-- BEGIN --

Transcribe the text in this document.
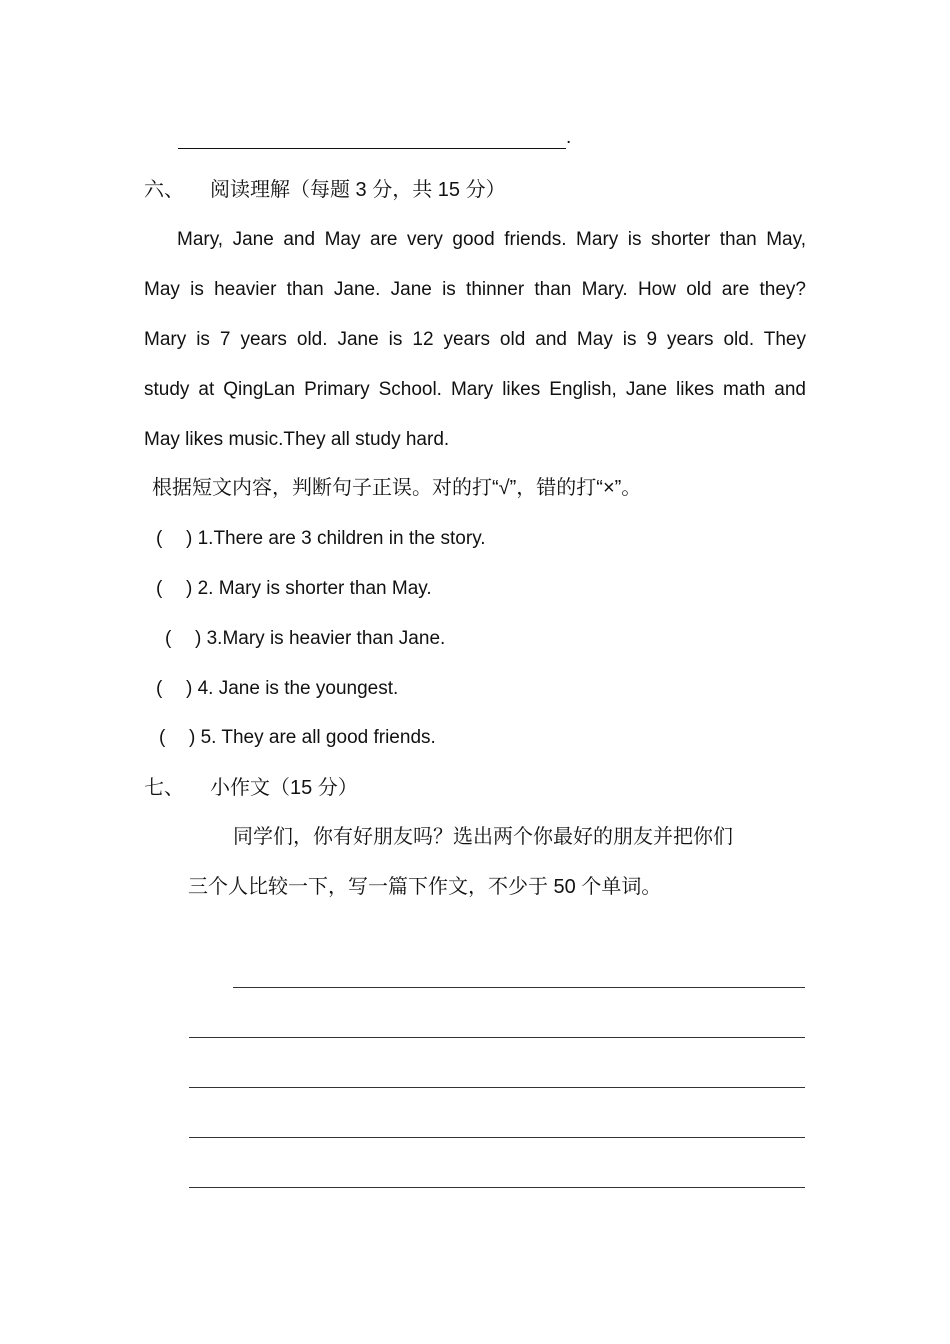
.
六、 阅读理解（每题 3 分，共 15 分）
Mary, Jane and May are very good friends. Mary is shorter than May,
May is heavier than Jane. Jane is thinner than Mary. How old are they?
Mary is 7 years old. Jane is 12 years old and May is 9 years old. They
study at QingLan Primary School. Mary likes English, Jane likes math and
May likes music.They all study hard.
根据短文内容，判断句子正误。对的打“√”，错的打“×”。
( ) 1.There are 3 children in the story.
( ) 2. Mary is shorter than May.
( ) 3.Mary is heavier than Jane.
( ) 4. Jane is the youngest.
( ) 5. They are all good friends.
七、 小作文（15 分）
同学们，你有好朋友吗？选出两个你最好的朋友并把你们
三个人比较一下，写一篇下作文，不少于 50 个单词。
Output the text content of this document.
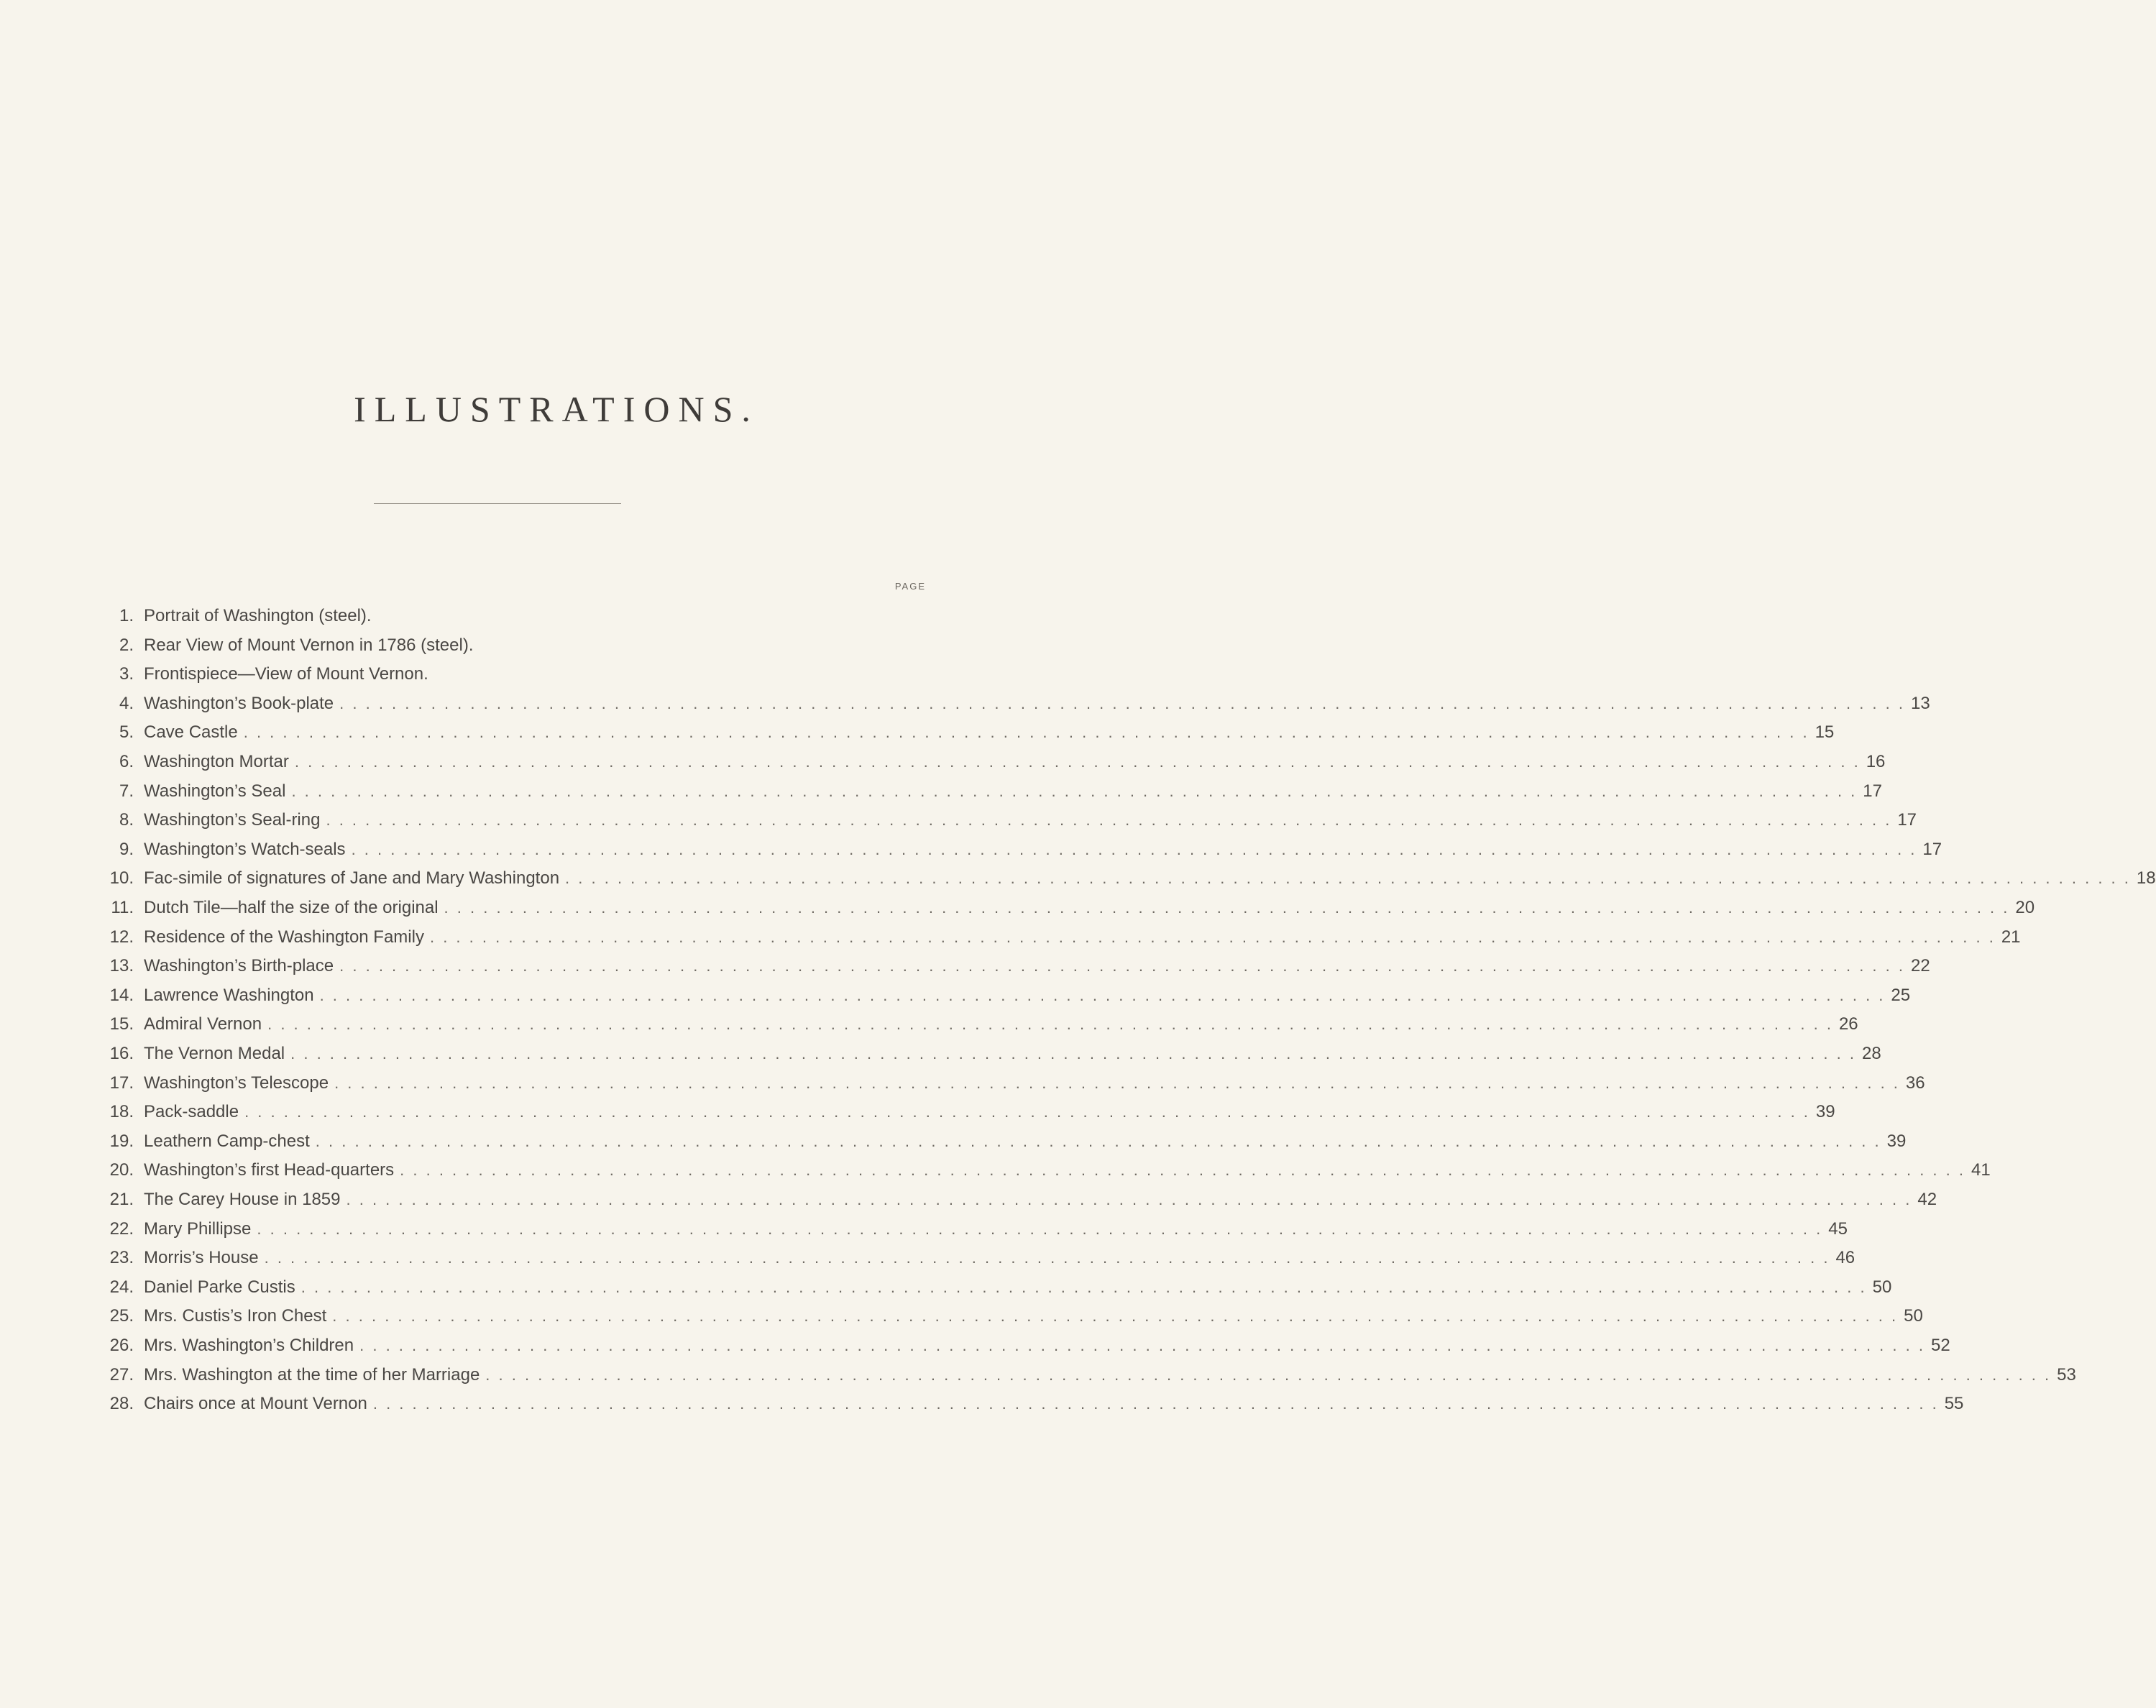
ILLUSTRATIONS.
PAGE
1. Portrait of Washington (steel).
2. Rear View of Mount Vernon in 1786 (steel).
3. Frontispiece—View of Mount Vernon.
4. Washington’s Book-plate . . . . . . . . . . . . . . . . . . . . . . . . . . . . . . . . . . . . . . . . . . . . . . . . . . . . . . . . . . . . . . . . . . . . . . . . . . . . . . . . . . . . . . . . . . . . . . . . . . . . . . . . . . . . . . . . . . . . . . . . 13
5. Cave Castle . . . . . . . . . . . . . . . . . . . . . . . . . . . . . . . . . . . . . . . . . . . . . . . . . . . . . . . . . . . . . . . . . . . . . . . . . . . . . . . . . . . . . . . . . . . . . . . . . . . . . . . . . . . . . . . . . . . . . . . . 15
6. Washington Mortar . . . . . . . . . . . . . . . . . . . . . . . . . . . . . . . . . . . . . . . . . . . . . . . . . . . . . . . . . . . . . . . . . . . . . . . . . . . . . . . . . . . . . . . . . . . . . . . . . . . . . . . . . . . . . . . . . . . . . . . . 16
7. Washington’s Seal . . . . . . . . . . . . . . . . . . . . . . . . . . . . . . . . . . . . . . . . . . . . . . . . . . . . . . . . . . . . . . . . . . . . . . . . . . . . . . . . . . . . . . . . . . . . . . . . . . . . . . . . . . . . . . . . . . . . . . . . 17
8. Washington’s Seal-ring . . . . . . . . . . . . . . . . . . . . . . . . . . . . . . . . . . . . . . . . . . . . . . . . . . . . . . . . . . . . . . . . . . . . . . . . . . . . . . . . . . . . . . . . . . . . . . . . . . . . . . . . . . . . . . . . . . . . . . . . 17
9. Washington’s Watch-seals . . . . . . . . . . . . . . . . . . . . . . . . . . . . . . . . . . . . . . . . . . . . . . . . . . . . . . . . . . . . . . . . . . . . . . . . . . . . . . . . . . . . . . . . . . . . . . . . . . . . . . . . . . . . . . . . . . . . . . . . 17
10. Fac-simile of signatures of Jane and Mary Washington . . . . . . . . . . . . . . . . . . . . . . . . . . . . . . . . . . . . . . . . . . . . . . . . . . . . . . . . . . . . . . . . . . . . . . . . . . . . . . . . . . . . . . . . . . . . . . . . . . . . . . . . . . . . . . . . . . . . . . . . 18
11. Dutch Tile—half the size of the original . . . . . . . . . . . . . . . . . . . . . . . . . . . . . . . . . . . . . . . . . . . . . . . . . . . . . . . . . . . . . . . . . . . . . . . . . . . . . . . . . . . . . . . . . . . . . . . . . . . . . . . . . . . . . . . . . . . . . . . . 20
12. Residence of the Washington Family . . . . . . . . . . . . . . . . . . . . . . . . . . . . . . . . . . . . . . . . . . . . . . . . . . . . . . . . . . . . . . . . . . . . . . . . . . . . . . . . . . . . . . . . . . . . . . . . . . . . . . . . . . . . . . . . . . . . . . . . 21
13. Washington’s Birth-place . . . . . . . . . . . . . . . . . . . . . . . . . . . . . . . . . . . . . . . . . . . . . . . . . . . . . . . . . . . . . . . . . . . . . . . . . . . . . . . . . . . . . . . . . . . . . . . . . . . . . . . . . . . . . . . . . . . . . . . . 22
14. Lawrence Washington . . . . . . . . . . . . . . . . . . . . . . . . . . . . . . . . . . . . . . . . . . . . . . . . . . . . . . . . . . . . . . . . . . . . . . . . . . . . . . . . . . . . . . . . . . . . . . . . . . . . . . . . . . . . . . . . . . . . . . . . 25
15. Admiral Vernon . . . . . . . . . . . . . . . . . . . . . . . . . . . . . . . . . . . . . . . . . . . . . . . . . . . . . . . . . . . . . . . . . . . . . . . . . . . . . . . . . . . . . . . . . . . . . . . . . . . . . . . . . . . . . . . . . . . . . . . . 26
16. The Vernon Medal . . . . . . . . . . . . . . . . . . . . . . . . . . . . . . . . . . . . . . . . . . . . . . . . . . . . . . . . . . . . . . . . . . . . . . . . . . . . . . . . . . . . . . . . . . . . . . . . . . . . . . . . . . . . . . . . . . . . . . . . 28
17. Washington’s Telescope . . . . . . . . . . . . . . . . . . . . . . . . . . . . . . . . . . . . . . . . . . . . . . . . . . . . . . . . . . . . . . . . . . . . . . . . . . . . . . . . . . . . . . . . . . . . . . . . . . . . . . . . . . . . . . . . . . . . . . . . 36
18. Pack-saddle . . . . . . . . . . . . . . . . . . . . . . . . . . . . . . . . . . . . . . . . . . . . . . . . . . . . . . . . . . . . . . . . . . . . . . . . . . . . . . . . . . . . . . . . . . . . . . . . . . . . . . . . . . . . . . . . . . . . . . . . 39
19. Leathern Camp-chest . . . . . . . . . . . . . . . . . . . . . . . . . . . . . . . . . . . . . . . . . . . . . . . . . . . . . . . . . . . . . . . . . . . . . . . . . . . . . . . . . . . . . . . . . . . . . . . . . . . . . . . . . . . . . . . . . . . . . . . . 39
20. Washington’s first Head-quarters . . . . . . . . . . . . . . . . . . . . . . . . . . . . . . . . . . . . . . . . . . . . . . . . . . . . . . . . . . . . . . . . . . . . . . . . . . . . . . . . . . . . . . . . . . . . . . . . . . . . . . . . . . . . . . . . . . . . . . . . 41
21. The Carey House in 1859 . . . . . . . . . . . . . . . . . . . . . . . . . . . . . . . . . . . . . . . . . . . . . . . . . . . . . . . . . . . . . . . . . . . . . . . . . . . . . . . . . . . . . . . . . . . . . . . . . . . . . . . . . . . . . . . . . . . . . . . . 42
22. Mary Phillipse . . . . . . . . . . . . . . . . . . . . . . . . . . . . . . . . . . . . . . . . . . . . . . . . . . . . . . . . . . . . . . . . . . . . . . . . . . . . . . . . . . . . . . . . . . . . . . . . . . . . . . . . . . . . . . . . . . . . . . . . 45
23. Morris’s House . . . . . . . . . . . . . . . . . . . . . . . . . . . . . . . . . . . . . . . . . . . . . . . . . . . . . . . . . . . . . . . . . . . . . . . . . . . . . . . . . . . . . . . . . . . . . . . . . . . . . . . . . . . . . . . . . . . . . . . . 46
24. Daniel Parke Custis . . . . . . . . . . . . . . . . . . . . . . . . . . . . . . . . . . . . . . . . . . . . . . . . . . . . . . . . . . . . . . . . . . . . . . . . . . . . . . . . . . . . . . . . . . . . . . . . . . . . . . . . . . . . . . . . . . . . . . . . 50
25. Mrs. Custis’s Iron Chest . . . . . . . . . . . . . . . . . . . . . . . . . . . . . . . . . . . . . . . . . . . . . . . . . . . . . . . . . . . . . . . . . . . . . . . . . . . . . . . . . . . . . . . . . . . . . . . . . . . . . . . . . . . . . . . . . . . . . . . . 50
26. Mrs. Washington’s Children . . . . . . . . . . . . . . . . . . . . . . . . . . . . . . . . . . . . . . . . . . . . . . . . . . . . . . . . . . . . . . . . . . . . . . . . . . . . . . . . . . . . . . . . . . . . . . . . . . . . . . . . . . . . . . . . . . . . . . . . 52
27. Mrs. Washington at the time of her Marriage . . . . . . . . . . . . . . . . . . . . . . . . . . . . . . . . . . . . . . . . . . . . . . . . . . . . . . . . . . . . . . . . . . . . . . . . . . . . . . . . . . . . . . . . . . . . . . . . . . . . . . . . . . . . . . . . . . . . . . . . 53
28. Chairs once at Mount Vernon . . . . . . . . . . . . . . . . . . . . . . . . . . . . . . . . . . . . . . . . . . . . . . . . . . . . . . . . . . . . . . . . . . . . . . . . . . . . . . . . . . . . . . . . . . . . . . . . . . . . . . . . . . . . . . . . . . . . . . . . 55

-- END --

### WHAT YOU ARE ASKED TO DO
Gather each line holding the string "House".

### OUTPUT FOR THIS EXERCISE
21. The Carey House in 1859 . . . . . . . . . . . . . . . . . . . . . . . . . . . . . . . . . . . . . . . . . . . . . . . . . . . . . . . . . . . . . . . . . . . . . . . . . . . . . . . . . . . . . . . . . . . . . . . . . . . . . . . . . . . . . . . . . . . . . . . . 42
23. Morris’s House . . . . . . . . . . . . . . . . . . . . . . . . . . . . . . . . . . . . . . . . . . . . . . . . . . . . . . . . . . . . . . . . . . . . . . . . . . . . . . . . . . . . . . . . . . . . . . . . . . . . . . . . . . . . . . . . . . . . . . . . 46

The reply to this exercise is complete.